Below are some records. Pull every line that contains the word "document".

*THE INPUT*
◆ ◆ ◆ ◆ ◆

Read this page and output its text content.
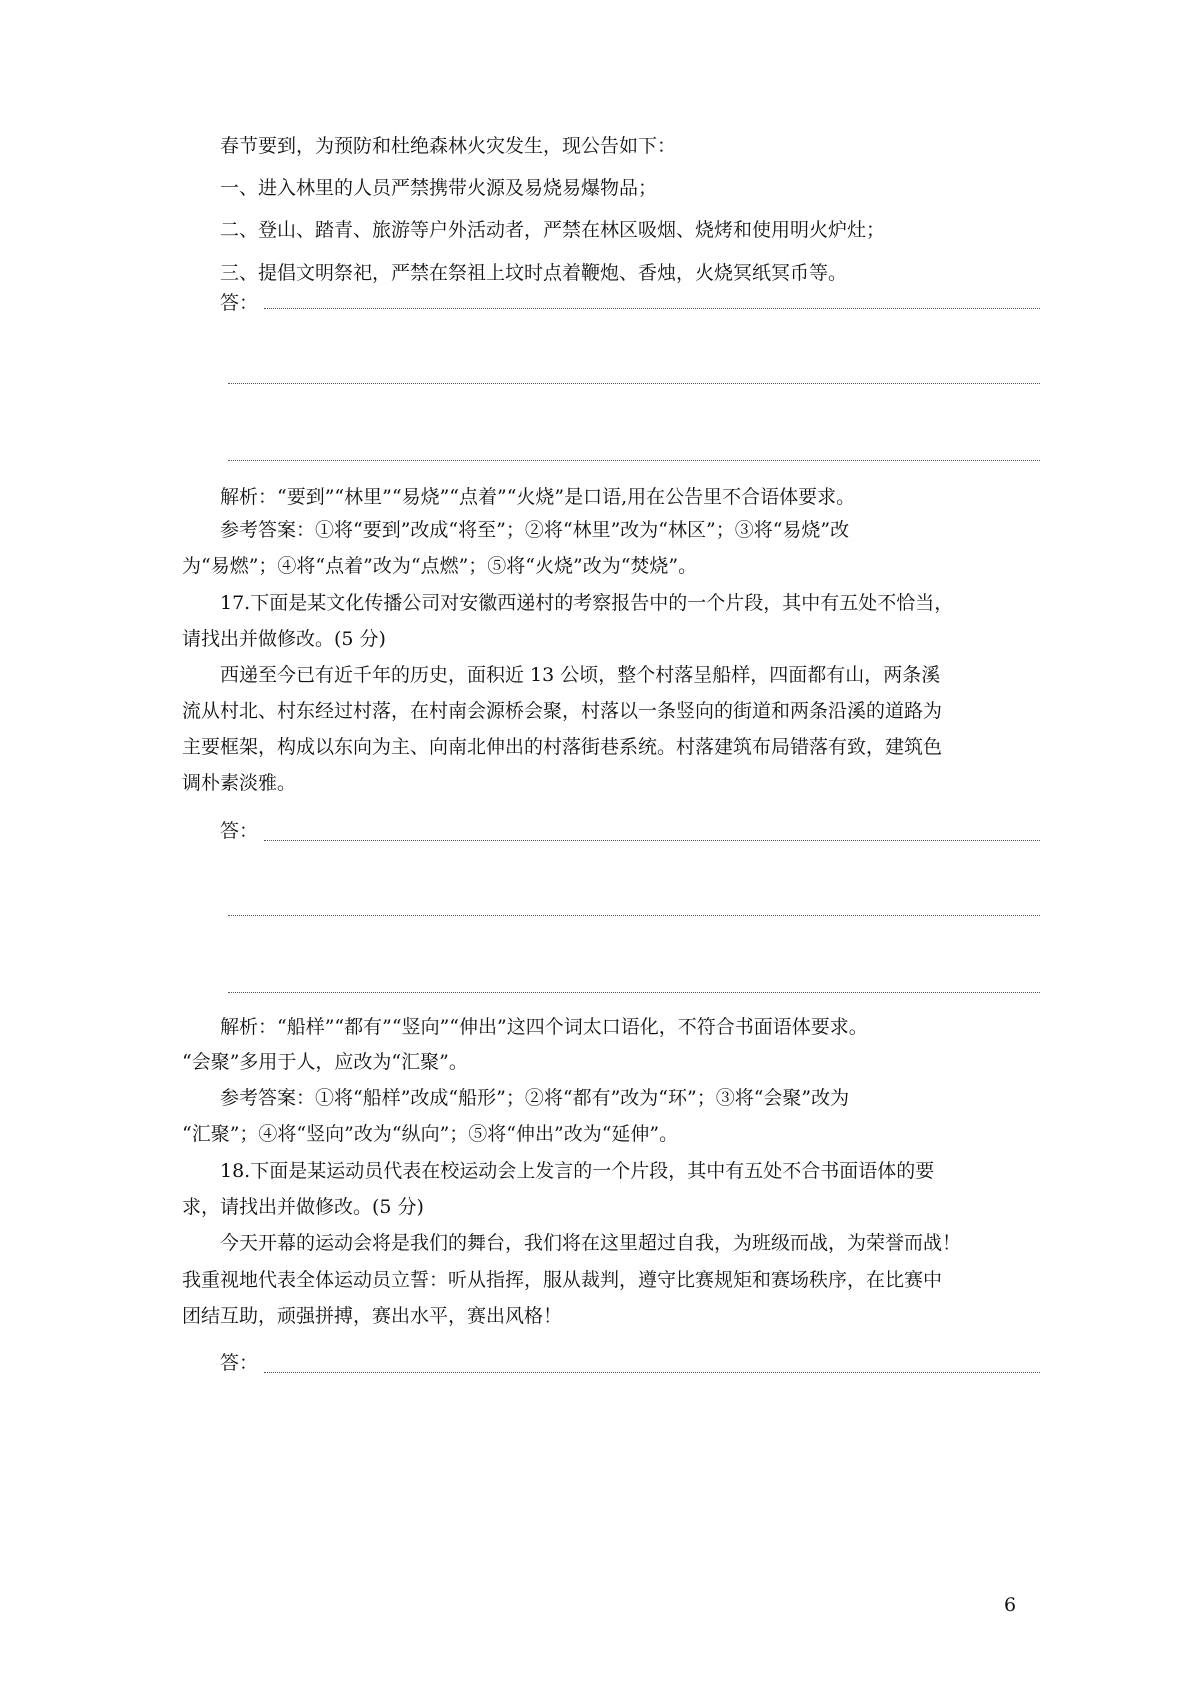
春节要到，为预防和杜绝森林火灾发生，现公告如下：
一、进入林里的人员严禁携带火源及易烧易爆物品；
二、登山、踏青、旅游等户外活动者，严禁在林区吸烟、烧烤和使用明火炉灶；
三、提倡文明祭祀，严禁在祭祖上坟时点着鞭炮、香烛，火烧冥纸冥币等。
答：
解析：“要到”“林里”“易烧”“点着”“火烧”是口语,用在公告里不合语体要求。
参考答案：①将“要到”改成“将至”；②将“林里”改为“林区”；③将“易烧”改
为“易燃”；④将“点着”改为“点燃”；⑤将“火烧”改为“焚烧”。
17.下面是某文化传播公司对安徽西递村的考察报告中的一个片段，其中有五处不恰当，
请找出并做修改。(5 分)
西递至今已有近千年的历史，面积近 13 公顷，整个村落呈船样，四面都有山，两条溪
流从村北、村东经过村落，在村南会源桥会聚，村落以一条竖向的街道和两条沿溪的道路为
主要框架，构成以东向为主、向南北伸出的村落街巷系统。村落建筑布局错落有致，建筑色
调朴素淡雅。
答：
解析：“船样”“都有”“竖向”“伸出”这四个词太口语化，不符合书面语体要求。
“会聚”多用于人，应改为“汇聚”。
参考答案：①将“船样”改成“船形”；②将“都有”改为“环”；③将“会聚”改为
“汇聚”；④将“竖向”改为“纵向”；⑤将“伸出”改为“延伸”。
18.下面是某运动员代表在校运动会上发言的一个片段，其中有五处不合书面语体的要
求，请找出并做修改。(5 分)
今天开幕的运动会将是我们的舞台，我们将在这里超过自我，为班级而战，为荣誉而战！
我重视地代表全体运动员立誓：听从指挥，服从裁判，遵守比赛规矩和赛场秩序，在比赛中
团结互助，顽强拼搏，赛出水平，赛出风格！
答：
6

◆ ◆ ◆ ◆ ◆

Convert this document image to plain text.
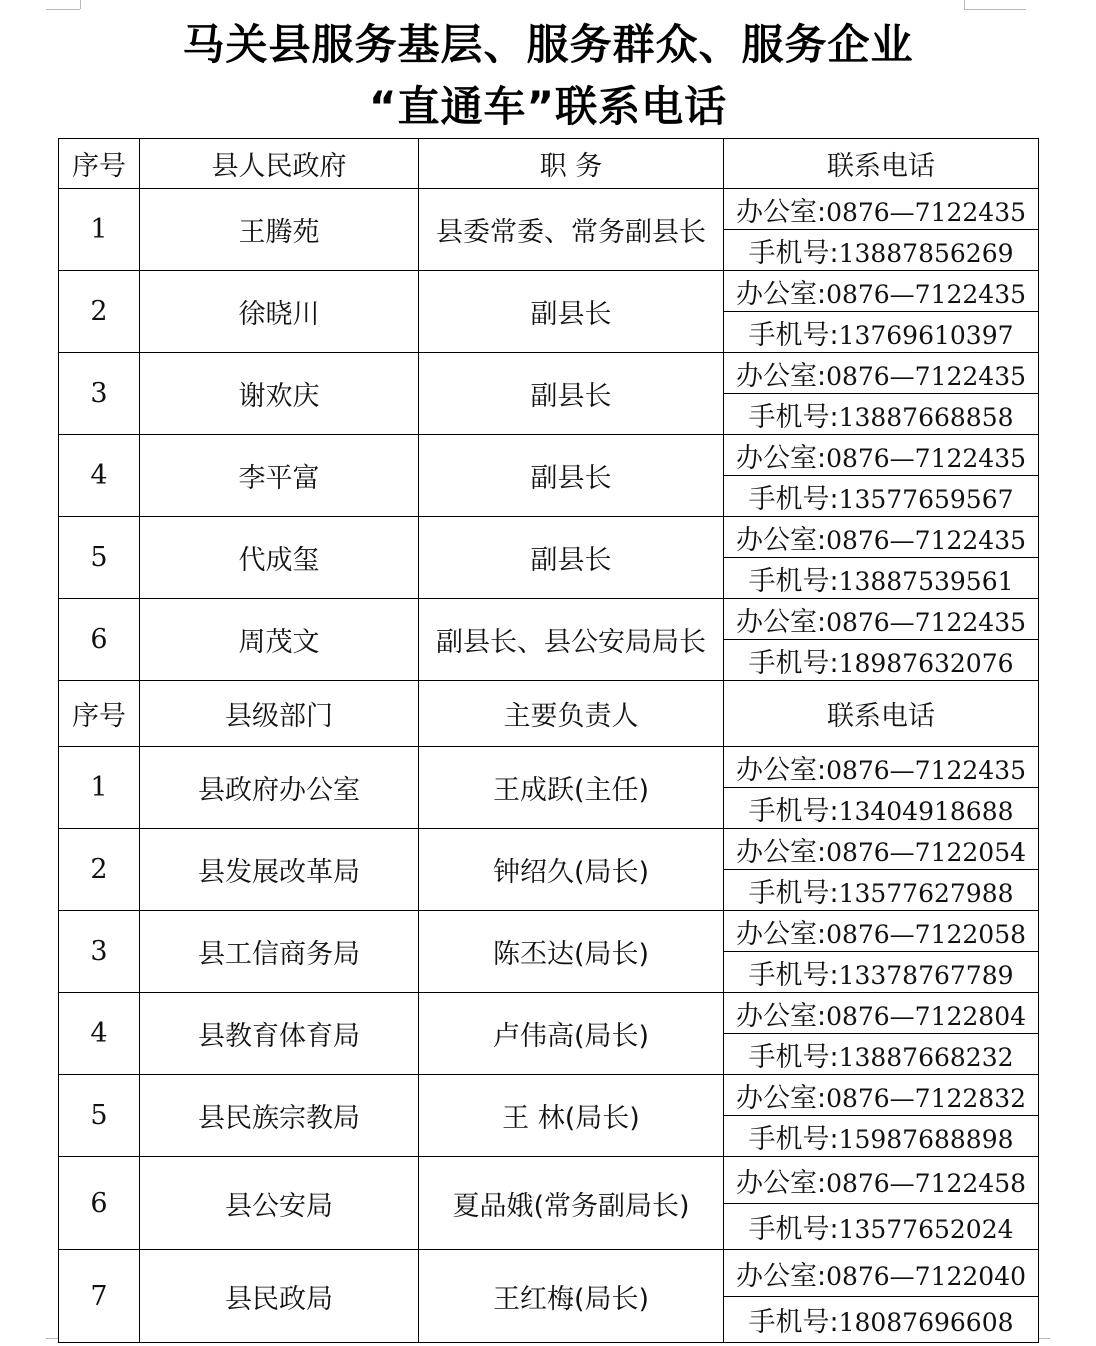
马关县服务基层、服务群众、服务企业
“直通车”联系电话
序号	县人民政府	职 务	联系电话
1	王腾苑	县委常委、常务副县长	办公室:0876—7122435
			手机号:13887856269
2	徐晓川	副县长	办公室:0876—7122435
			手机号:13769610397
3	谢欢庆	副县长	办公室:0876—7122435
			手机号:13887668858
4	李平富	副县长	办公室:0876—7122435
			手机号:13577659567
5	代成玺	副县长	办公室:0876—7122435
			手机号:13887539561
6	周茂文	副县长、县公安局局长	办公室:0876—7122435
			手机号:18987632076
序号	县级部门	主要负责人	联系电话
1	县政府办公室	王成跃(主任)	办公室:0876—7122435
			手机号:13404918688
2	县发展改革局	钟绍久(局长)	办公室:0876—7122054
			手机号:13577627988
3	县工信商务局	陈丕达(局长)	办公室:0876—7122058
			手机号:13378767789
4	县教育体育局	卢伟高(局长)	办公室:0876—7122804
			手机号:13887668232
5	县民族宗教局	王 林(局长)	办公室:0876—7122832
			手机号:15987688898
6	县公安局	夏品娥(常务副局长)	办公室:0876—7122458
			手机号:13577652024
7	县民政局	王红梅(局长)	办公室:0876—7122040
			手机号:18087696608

◆ ◆ ◆ ◆ ◆

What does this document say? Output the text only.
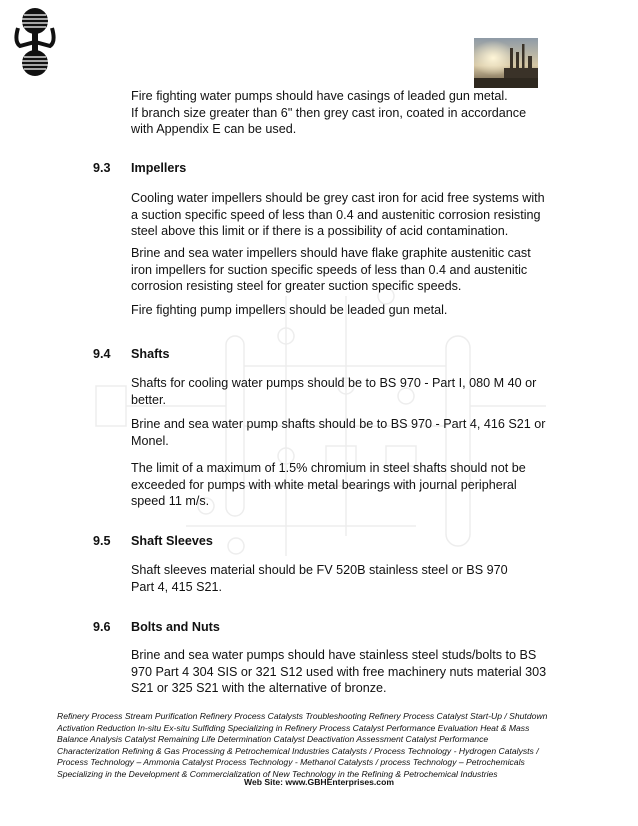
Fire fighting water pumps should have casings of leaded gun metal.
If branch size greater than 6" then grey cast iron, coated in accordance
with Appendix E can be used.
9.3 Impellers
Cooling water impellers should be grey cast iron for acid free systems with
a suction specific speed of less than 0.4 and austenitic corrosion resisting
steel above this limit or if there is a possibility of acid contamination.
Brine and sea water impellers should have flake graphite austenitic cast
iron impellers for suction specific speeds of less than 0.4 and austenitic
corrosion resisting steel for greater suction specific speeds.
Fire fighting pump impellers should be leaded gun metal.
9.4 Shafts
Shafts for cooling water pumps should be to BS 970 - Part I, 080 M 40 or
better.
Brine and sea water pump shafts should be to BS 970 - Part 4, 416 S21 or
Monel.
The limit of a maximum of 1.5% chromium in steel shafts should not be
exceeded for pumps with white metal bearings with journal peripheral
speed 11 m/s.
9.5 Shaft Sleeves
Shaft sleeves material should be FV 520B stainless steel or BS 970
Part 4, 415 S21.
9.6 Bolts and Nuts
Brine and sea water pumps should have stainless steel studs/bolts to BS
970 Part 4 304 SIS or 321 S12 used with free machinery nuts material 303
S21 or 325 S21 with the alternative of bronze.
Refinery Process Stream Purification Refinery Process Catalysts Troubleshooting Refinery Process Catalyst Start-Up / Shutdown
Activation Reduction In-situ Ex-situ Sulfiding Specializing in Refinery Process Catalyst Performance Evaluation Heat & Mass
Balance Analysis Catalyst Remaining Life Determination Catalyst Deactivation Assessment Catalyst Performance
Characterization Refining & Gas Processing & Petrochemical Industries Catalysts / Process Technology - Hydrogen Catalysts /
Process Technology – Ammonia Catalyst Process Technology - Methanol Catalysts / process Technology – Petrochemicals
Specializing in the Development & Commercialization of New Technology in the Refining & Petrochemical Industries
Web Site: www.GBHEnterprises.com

◆ ◆ ◆ ◆ ◆

*THE ANSWER*
Convert this document image to plain text.
What does this document say? Output the text only.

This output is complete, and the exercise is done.